So Jesus showed that He could do that. And one occasion alone should have been monumentally convincing, when he and His coterie of disciples, God in the little flotilla of boats and floated across the northern top of Sea of Galilee. From Capernaum, about the six miles across to the country of the Gerasenes, Gerasa. And they went over there and they ran into the two-men coming down the hill, you remember who were possessed with demons, and the gospel writers focus on one of those men who said his name was Legion because so many demons lived in him.

And as it turned out, we know pretty much how many demons did live in him because Jesus cast those demons into a herd of swine, and the Bible tells us there were two thousand pigs, two thousand demon-possessed pigs. There were at least two thousand demons living in one person, and Jesus banished them all in one split second. And in fact, the demons were so traumatized by Him that they blew their own cover. Demons don’t want to be exposed. And they kept themselves clandestine, certainly didn’t want to be exposed in an environment of Judaism. The demons want everybody to believe that the Jews were following the true religion, and so they were doing their work behind the scenes.

But, for example, Jesus goes into a synagogue and Jesus preaches the gospel in the synagogue, and all of a sudden there’s a guy sitting in the synagogue, and out of him a demons screams out, “What has You to do with us, Son of the Most High God?” And the demon blows his cover because he’s so traumatized by the powerful presence of God. And the guy comes down the hill, he’s come down the hill all the time; he lives in the tombs.

◆ Recorded information:
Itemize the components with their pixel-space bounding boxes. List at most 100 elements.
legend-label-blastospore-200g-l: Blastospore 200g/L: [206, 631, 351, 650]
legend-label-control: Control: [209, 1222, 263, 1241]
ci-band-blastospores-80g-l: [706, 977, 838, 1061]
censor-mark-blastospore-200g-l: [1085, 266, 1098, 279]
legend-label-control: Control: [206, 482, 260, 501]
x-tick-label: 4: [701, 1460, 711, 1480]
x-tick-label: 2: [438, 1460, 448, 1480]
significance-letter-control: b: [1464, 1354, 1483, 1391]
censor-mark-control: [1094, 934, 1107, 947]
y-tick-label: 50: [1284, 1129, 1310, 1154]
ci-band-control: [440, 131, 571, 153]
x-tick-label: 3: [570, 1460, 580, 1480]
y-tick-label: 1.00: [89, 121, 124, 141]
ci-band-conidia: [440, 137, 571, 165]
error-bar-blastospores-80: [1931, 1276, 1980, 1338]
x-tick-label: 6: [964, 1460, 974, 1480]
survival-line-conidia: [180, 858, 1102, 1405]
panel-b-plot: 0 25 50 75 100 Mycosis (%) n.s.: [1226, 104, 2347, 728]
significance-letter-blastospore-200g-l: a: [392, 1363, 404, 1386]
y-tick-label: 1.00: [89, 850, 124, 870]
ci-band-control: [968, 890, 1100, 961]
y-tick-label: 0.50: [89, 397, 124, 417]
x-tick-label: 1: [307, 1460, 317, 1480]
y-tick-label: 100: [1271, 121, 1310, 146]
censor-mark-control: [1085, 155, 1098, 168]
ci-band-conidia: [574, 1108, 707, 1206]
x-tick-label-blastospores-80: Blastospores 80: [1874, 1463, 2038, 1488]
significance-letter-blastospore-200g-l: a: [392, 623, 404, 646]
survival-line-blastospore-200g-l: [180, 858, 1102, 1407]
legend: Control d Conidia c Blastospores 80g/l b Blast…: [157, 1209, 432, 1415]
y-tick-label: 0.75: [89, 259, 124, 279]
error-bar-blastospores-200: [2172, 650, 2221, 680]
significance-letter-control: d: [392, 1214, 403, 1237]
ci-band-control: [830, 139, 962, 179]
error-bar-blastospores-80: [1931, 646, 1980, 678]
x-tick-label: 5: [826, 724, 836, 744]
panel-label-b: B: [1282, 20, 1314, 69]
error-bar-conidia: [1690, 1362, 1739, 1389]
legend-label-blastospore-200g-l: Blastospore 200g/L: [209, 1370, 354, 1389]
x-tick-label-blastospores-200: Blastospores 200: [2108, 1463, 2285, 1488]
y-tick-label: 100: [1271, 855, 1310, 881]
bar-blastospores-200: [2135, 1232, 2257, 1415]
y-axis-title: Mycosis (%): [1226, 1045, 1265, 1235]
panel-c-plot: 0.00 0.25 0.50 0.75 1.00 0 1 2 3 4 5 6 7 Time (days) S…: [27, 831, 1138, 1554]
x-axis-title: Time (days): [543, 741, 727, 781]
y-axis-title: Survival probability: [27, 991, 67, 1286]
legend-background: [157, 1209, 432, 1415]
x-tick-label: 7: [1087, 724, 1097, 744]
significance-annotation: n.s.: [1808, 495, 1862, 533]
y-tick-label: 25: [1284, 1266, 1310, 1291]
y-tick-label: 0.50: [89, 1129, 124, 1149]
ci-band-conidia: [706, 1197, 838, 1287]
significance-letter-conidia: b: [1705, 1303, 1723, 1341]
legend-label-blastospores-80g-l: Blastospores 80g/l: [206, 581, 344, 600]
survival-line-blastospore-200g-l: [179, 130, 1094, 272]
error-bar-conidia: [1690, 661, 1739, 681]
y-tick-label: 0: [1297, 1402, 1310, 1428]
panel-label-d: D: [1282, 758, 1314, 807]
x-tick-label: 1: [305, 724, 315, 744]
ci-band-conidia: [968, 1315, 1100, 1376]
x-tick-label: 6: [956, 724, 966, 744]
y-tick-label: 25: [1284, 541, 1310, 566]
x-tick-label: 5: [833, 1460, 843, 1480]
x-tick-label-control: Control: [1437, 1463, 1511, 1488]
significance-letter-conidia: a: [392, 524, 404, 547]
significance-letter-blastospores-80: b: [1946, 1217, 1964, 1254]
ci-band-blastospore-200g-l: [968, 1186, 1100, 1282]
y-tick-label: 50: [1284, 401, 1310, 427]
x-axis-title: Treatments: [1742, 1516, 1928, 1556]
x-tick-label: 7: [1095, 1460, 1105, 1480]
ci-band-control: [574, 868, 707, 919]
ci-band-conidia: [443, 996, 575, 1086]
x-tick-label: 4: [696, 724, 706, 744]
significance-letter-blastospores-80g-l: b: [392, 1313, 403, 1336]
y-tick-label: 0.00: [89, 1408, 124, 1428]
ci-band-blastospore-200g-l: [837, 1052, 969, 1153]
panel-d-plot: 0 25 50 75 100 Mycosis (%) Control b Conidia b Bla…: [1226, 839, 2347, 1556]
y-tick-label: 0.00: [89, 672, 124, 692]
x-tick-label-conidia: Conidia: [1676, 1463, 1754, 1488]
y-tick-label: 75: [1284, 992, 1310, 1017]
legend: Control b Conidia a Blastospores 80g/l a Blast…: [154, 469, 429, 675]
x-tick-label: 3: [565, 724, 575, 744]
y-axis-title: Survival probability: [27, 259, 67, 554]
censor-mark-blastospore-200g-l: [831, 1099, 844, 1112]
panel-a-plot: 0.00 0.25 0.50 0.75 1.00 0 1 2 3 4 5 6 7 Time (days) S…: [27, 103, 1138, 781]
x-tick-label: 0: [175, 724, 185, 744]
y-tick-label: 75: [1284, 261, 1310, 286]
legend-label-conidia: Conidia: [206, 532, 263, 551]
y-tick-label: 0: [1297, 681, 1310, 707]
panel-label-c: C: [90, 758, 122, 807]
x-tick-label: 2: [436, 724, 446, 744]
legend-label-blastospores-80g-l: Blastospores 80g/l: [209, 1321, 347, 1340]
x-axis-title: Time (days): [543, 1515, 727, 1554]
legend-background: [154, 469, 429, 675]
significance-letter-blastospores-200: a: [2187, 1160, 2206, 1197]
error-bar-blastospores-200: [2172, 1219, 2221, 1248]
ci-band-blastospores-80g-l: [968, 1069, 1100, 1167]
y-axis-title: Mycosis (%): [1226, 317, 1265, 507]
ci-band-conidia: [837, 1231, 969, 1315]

◆ Written task A:
In the sermon excerpt, rewrite the stretch from "And as it turned" through "behind the scenes.", changing "swine" to "hogs".
◆ Written task B:
According to the sermon excerpt, how many pigs does the Bible say were in the herd?

◆ Written solution A:
And as it turned out, we know pretty much how many demons did live in him because Jesus cast those demons into a herd of hogs, and the Bible tells us there were two thousand pigs, two thousand demon-possessed pigs. There were at least two thousand demons living in one person, and Jesus banished them all in one split second. And in fact, the demons were so traumatized by Him that they blew their own cover. Demons don’t want to be exposed. And they kept themselves clandestine, certainly didn’t want to be exposed in an environment of Judaism. The demons want everybody to believe that the Jews were following the true religion, and so they were doing their work behind the scenes.

◆ Written solution B:
Two thousand.